**Given records:**
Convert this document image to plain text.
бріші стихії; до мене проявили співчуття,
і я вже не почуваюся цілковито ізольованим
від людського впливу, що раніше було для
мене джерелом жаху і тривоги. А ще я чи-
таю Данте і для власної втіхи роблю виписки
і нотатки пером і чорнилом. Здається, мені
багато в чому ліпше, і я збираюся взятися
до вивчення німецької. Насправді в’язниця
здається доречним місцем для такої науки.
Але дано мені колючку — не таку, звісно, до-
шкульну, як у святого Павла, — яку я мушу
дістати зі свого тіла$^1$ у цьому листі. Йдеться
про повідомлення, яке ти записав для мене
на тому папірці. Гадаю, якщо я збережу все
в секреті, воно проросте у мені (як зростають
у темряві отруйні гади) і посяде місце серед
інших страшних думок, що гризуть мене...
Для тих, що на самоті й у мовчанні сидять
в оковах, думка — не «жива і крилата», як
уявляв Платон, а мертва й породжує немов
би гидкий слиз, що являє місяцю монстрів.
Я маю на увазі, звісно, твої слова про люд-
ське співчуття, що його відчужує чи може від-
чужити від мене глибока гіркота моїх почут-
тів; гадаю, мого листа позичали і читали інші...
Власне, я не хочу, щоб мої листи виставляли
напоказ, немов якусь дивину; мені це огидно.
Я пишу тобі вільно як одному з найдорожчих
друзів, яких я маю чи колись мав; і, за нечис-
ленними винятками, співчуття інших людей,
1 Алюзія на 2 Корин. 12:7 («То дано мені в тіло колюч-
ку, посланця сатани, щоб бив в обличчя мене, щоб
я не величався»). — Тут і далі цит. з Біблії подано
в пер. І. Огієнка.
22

**What needs to be done:**
Keep only those lines of the records that hold "немов", and return them.

**Solved exercise:**
уявляв Платон, а мертва й породжує немов
напоказ, немов якусь дивину; мені це огидно.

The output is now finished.